## [TEKS BACAAN]
.....

Haul Gus Dur

Haul Ke-15 Gus Dur, Yenny Wahid Sentil Maraknya Kasus Kekerasan yang Dilakukan Polisi

Kasus kekerasan oleh polisi dan problem ekonomi yang dihadapi masyarakat jadi sorotan dalam peringatan haul ke-15 Presiden ke-4 RI Abdurrahman Wahid

Editor: Agustinus Sape
DOK KELUARGA KH ABDURRAHMAN WAHID
Putri Gus Dur, Zannuba Ariffah Chafsoh atau Yenny Wahid, saat peringatan haul ke-15 Gus Dur di Ciganjur, Jagakarsa, Jakarta Selatan, Sabtu (21/12/2024). 

POS-KUPANG.COM, JAKARTA - Putri kedua Abdurrahman Wahid,  Yenny Wahid, menyentil maraknya kasus kekerasan yang dilakukan aparat kepolisian akhir-akhir ini. Sentilan Yenny Wahid disampaikan pada saat peringatan haul ke-15 Presiden ke-4 Abdurrahman Wahid alias Gus Dur, di Ciganjur, Jakarsa, Jaksel, Sabtu (21/12/2024).

Haul ke-15 Gus Dur diselenggarakan oleh keluarga Gus Dur dengan mengambil tema, "Menajamkan Nurani, Membela yang Lemah". Haul ke-15 ini diharapkan menjadi momentum untuk menghidupkan kembali nilai-nilai perjuangannya.

Menurut Yenny, semasa hidup, Gus Dur selalu berjuang menegakkan keadilan dan melindungi rakyat kecil. Almarhum yang pernah menjabat sebagai Ketua Umum Pengurus Besar Nahdlatul Ulama (PBNU) pun selalu mengedepankan prinsip bahwa kekuasaan adalah amanah yang harus digunakan demi kesejahteraan rakyat, bukan sebagai alat untuk memanipulasi atau merugikan masyarakat.

KH Abdurrahman Wahid (Gus Dur) menggelar jumpa pers di Kantor PB Nahdlatul Ulama, Jakarta, Rabu (19/11/2009).
KH Abdurrahman Wahid (Gus Dur) menggelar jumpa pers di Kantor PB Nahdlatul Ulama, Jakarta, Rabu (19/11/2009). (KOMPAS / TOTOK WIJAYANTO)

Nilai-nilai perjuangan Gus Dur itu, ujar Yenny, perlu dihidupkan kembali di tengah sejumlah problem yang mengemuka belakangan. Salah satunya, maraknya kasus kekerasan yang dilakukan oleh aparat kepolisian. Data dari Amnesty International Indonesia mengungkapkan ada 116 kasus penganiayaan yang dilakukan oleh oknum polisi sepanjang 2024.

.....

## [BARIS DATA]
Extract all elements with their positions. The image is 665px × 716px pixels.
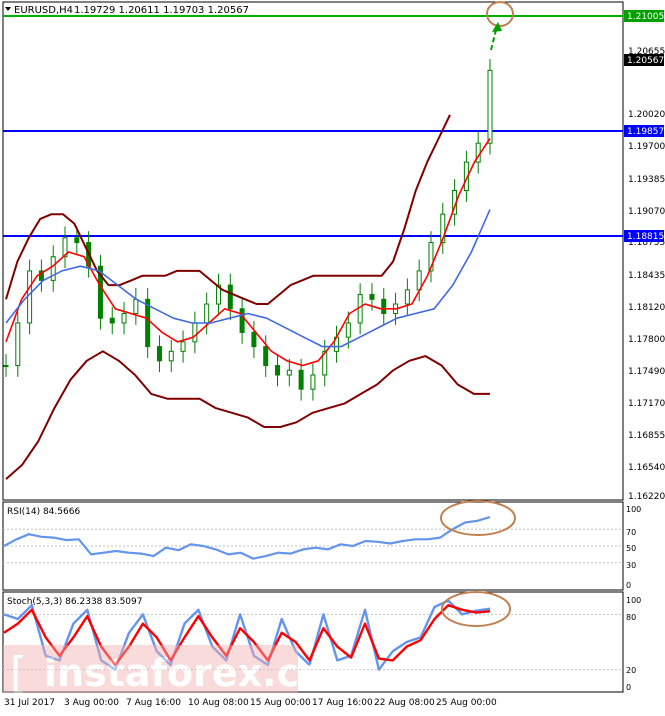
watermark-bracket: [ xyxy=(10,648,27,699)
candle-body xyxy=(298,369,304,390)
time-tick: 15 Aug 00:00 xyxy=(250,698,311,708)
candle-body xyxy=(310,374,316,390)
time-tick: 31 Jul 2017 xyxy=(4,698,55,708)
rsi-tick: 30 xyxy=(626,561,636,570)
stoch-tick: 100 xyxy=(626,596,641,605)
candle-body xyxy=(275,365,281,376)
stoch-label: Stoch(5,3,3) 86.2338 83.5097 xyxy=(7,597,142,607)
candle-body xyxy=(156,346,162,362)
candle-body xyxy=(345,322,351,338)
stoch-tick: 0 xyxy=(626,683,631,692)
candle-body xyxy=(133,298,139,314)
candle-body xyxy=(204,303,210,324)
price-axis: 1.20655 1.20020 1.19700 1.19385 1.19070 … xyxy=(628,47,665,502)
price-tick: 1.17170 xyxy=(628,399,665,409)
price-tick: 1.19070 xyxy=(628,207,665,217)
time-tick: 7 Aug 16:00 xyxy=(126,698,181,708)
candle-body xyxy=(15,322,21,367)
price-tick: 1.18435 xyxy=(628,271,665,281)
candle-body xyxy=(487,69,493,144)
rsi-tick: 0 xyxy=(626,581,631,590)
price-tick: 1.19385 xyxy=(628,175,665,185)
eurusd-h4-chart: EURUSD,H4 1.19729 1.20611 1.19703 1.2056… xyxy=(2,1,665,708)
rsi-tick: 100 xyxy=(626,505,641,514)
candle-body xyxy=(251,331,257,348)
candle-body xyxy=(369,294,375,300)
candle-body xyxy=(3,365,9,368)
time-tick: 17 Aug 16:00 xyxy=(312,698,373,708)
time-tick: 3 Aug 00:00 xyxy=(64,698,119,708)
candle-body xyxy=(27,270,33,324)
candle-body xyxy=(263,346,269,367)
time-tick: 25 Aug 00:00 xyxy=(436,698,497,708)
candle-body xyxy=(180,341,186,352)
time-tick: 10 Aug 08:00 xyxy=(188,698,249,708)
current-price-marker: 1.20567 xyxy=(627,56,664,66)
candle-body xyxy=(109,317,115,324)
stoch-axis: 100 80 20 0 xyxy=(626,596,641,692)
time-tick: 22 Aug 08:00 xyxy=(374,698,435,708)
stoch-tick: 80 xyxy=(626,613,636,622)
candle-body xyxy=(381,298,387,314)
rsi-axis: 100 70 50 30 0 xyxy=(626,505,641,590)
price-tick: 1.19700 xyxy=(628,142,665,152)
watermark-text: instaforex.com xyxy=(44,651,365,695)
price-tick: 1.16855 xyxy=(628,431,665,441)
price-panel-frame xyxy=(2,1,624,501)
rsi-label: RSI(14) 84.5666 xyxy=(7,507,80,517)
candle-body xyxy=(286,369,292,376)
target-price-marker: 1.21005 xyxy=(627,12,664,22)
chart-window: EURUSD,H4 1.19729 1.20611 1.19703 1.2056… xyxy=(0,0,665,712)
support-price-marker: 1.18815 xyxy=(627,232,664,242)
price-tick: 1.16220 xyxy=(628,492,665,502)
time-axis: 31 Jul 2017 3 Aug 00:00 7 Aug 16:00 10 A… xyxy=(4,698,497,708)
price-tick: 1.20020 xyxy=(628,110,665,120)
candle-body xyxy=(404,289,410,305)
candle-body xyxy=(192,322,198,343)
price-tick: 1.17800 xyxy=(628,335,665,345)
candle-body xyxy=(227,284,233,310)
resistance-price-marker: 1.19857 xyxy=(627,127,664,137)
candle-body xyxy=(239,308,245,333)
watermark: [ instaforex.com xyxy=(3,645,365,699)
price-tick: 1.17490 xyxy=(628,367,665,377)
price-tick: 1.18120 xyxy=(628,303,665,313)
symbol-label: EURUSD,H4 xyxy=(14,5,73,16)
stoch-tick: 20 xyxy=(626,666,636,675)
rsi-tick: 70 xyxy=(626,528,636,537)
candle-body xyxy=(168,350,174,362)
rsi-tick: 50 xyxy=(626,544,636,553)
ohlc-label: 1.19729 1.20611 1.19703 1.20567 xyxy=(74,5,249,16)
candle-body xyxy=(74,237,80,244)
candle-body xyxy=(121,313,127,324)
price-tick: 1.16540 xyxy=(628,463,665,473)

.....

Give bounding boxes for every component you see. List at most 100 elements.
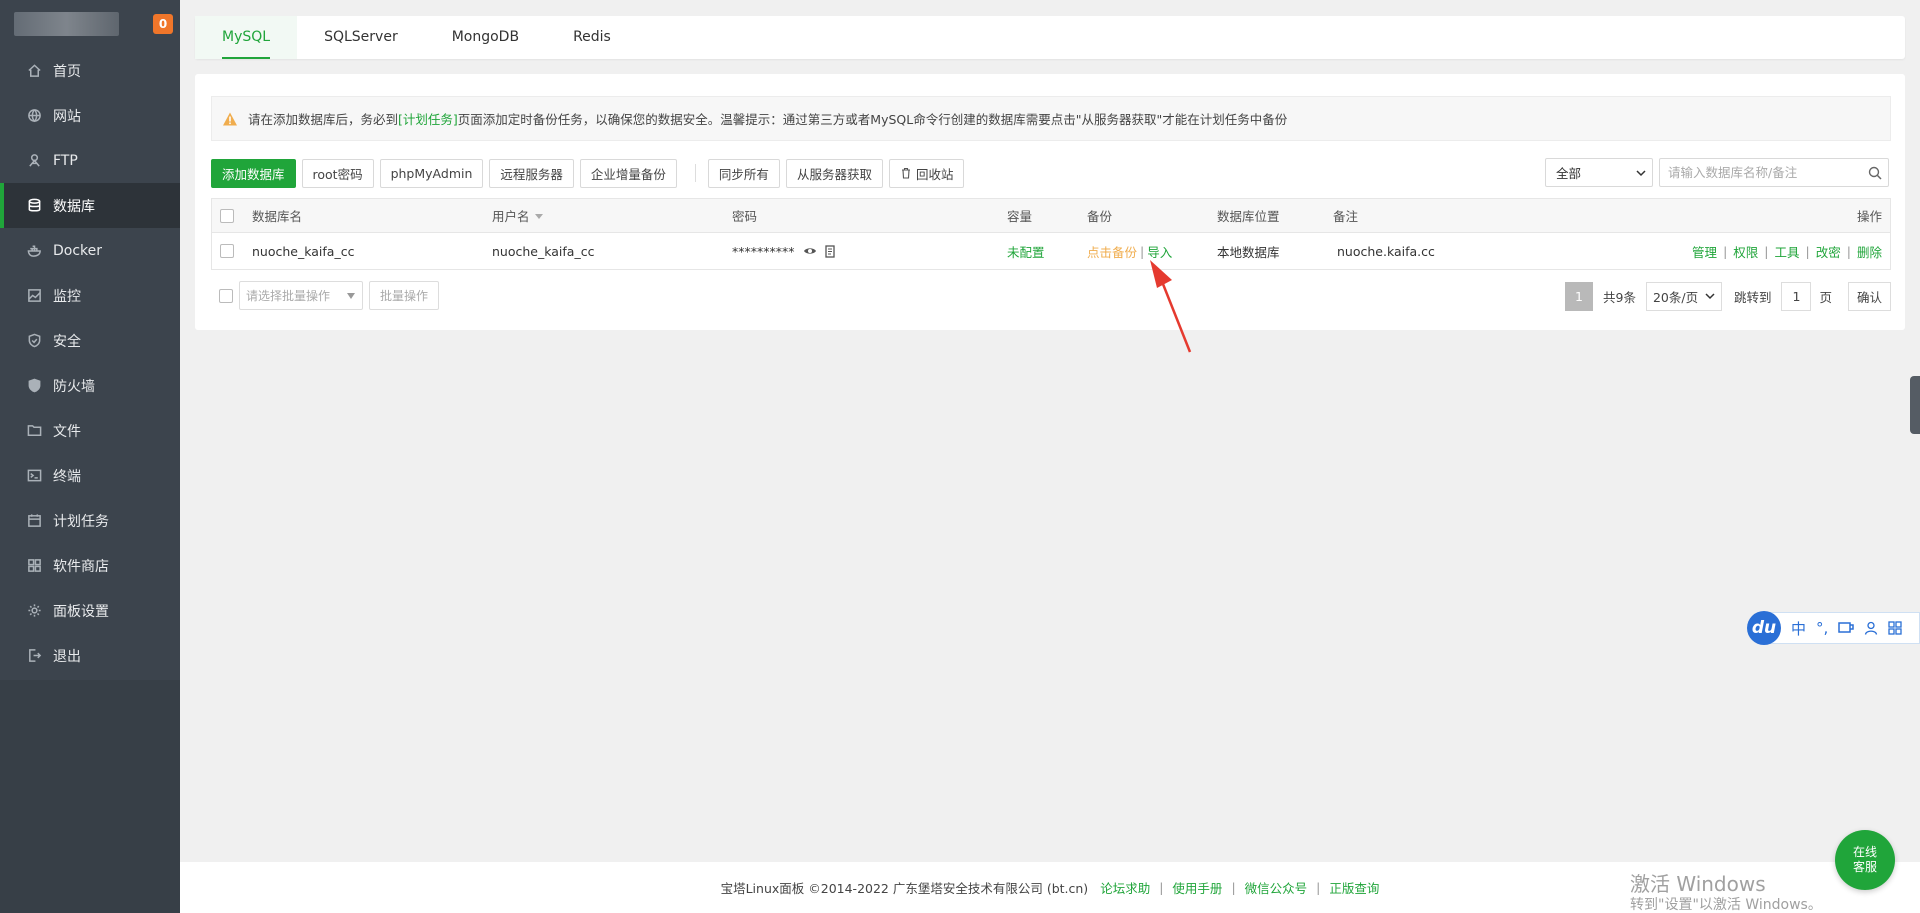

.....

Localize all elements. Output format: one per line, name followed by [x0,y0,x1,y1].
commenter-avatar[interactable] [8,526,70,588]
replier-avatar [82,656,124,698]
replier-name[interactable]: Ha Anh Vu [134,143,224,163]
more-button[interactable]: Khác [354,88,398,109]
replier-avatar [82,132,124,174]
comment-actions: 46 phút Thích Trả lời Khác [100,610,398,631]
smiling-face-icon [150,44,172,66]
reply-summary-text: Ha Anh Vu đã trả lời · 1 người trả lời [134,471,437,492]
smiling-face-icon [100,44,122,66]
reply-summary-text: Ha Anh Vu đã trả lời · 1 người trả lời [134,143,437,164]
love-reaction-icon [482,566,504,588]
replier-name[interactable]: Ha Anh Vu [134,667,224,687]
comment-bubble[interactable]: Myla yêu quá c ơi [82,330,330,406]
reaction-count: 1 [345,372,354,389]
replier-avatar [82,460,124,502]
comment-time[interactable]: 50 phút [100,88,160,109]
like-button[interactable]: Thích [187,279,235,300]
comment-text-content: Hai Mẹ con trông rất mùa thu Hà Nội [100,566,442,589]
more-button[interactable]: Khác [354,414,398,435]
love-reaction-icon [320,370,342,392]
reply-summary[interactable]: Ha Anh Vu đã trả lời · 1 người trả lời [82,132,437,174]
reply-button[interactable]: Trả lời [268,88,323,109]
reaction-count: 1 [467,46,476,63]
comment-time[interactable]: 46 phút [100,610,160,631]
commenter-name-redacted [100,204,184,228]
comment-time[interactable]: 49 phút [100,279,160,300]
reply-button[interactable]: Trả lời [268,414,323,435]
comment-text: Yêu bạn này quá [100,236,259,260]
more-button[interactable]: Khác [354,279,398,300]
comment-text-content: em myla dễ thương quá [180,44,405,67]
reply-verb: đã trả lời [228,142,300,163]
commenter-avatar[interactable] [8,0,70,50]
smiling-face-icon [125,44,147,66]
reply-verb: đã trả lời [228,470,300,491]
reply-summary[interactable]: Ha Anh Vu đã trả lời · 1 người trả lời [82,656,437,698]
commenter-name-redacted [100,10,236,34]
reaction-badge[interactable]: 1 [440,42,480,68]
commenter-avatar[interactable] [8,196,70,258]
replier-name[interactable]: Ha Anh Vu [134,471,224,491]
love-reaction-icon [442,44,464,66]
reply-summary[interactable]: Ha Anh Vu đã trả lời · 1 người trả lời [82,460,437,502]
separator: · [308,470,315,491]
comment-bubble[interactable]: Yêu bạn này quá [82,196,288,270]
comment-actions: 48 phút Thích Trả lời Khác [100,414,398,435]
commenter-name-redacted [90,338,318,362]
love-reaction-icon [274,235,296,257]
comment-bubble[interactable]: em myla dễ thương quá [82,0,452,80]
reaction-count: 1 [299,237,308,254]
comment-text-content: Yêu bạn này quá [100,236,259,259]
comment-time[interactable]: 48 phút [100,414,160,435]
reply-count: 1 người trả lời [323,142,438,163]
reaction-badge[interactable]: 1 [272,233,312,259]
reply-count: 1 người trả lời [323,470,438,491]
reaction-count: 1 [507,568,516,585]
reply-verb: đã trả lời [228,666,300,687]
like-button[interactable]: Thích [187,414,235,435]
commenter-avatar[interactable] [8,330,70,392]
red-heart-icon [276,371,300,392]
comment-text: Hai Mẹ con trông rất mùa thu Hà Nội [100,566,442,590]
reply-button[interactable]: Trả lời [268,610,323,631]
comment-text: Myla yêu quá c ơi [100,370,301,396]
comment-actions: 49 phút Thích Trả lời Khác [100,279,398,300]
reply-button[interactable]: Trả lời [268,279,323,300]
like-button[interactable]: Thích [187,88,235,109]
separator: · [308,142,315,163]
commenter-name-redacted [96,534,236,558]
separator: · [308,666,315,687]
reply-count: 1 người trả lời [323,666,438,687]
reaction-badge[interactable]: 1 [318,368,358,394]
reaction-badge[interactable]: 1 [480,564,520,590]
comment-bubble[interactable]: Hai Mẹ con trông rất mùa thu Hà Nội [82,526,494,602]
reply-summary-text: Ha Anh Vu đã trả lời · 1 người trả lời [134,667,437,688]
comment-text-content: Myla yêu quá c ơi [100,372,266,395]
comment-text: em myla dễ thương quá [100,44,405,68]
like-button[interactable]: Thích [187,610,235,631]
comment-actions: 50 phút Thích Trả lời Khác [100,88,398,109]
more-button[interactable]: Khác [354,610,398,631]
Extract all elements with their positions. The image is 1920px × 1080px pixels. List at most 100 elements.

.....

## [SOAL LATIHAN]
[1] Apakah pernyataan (a), (b), dan (c) sesuai dengan bacaan tentang haul Gus Dur? Jawab ya atau tidak untuk tiap pernyataan, lalu kutip kata-kata dari bacaan yang menjadi buktinya. (a) Haul ke-15 Gus Dur diadakan oleh keluarga Gus Dur. (b) Yenny Wahid adalah putri pertama Gus Dur. (c) Amnesty International Indonesia mencatat 116 kasus penganiayaan oleh oknum polisi sepanjang 2024.
[2] Tuliskan ulang bagian dari bacaan tentang haul Gus Dur, semuanya mulai dari "Haul ke-15 Gus Dur diselenggarakan" terus sampai "(KOMPAS / TOTOK WIJAYANTO)", tanpa mengubah apa pun.
Data di atas tidak ada hubungannya dengan bacaan tentang haul Gus Dur.

## [KUNCI JAWABAN]
[1]
(a) Ya: "Haul ke-15 Gus Dur diselenggarakan oleh keluarga Gus Dur"
(b) Tidak: "Putri kedua Abdurrahman Wahid"
(c) Ya: "ada 116 kasus penganiayaan yang dilakukan oleh oknum polisi sepanjang 2024"

[2]
Haul ke-15 Gus Dur diselenggarakan oleh keluarga Gus Dur dengan mengambil tema, "Menajamkan Nurani, Membela yang Lemah". Haul ke-15 ini diharapkan menjadi momentum untuk menghidupkan kembali nilai-nilai perjuangannya.

Menurut Yenny, semasa hidup, Gus Dur selalu berjuang menegakkan keadilan dan melindungi rakyat kecil. Almarhum yang pernah menjabat sebagai Ketua Umum Pengurus Besar Nahdlatul Ulama (PBNU) pun selalu mengedepankan prinsip bahwa kekuasaan adalah amanah yang harus digunakan demi kesejahteraan rakyat, bukan sebagai alat untuk memanipulasi atau merugikan masyarakat.

KH Abdurrahman Wahid (Gus Dur) menggelar jumpa pers di Kantor PB Nahdlatul Ulama, Jakarta, Rabu (19/11/2009).
KH Abdurrahman Wahid (Gus Dur) menggelar jumpa pers di Kantor PB Nahdlatul Ulama, Jakarta, Rabu (19/11/2009). (KOMPAS / TOTOK WIJAYANTO)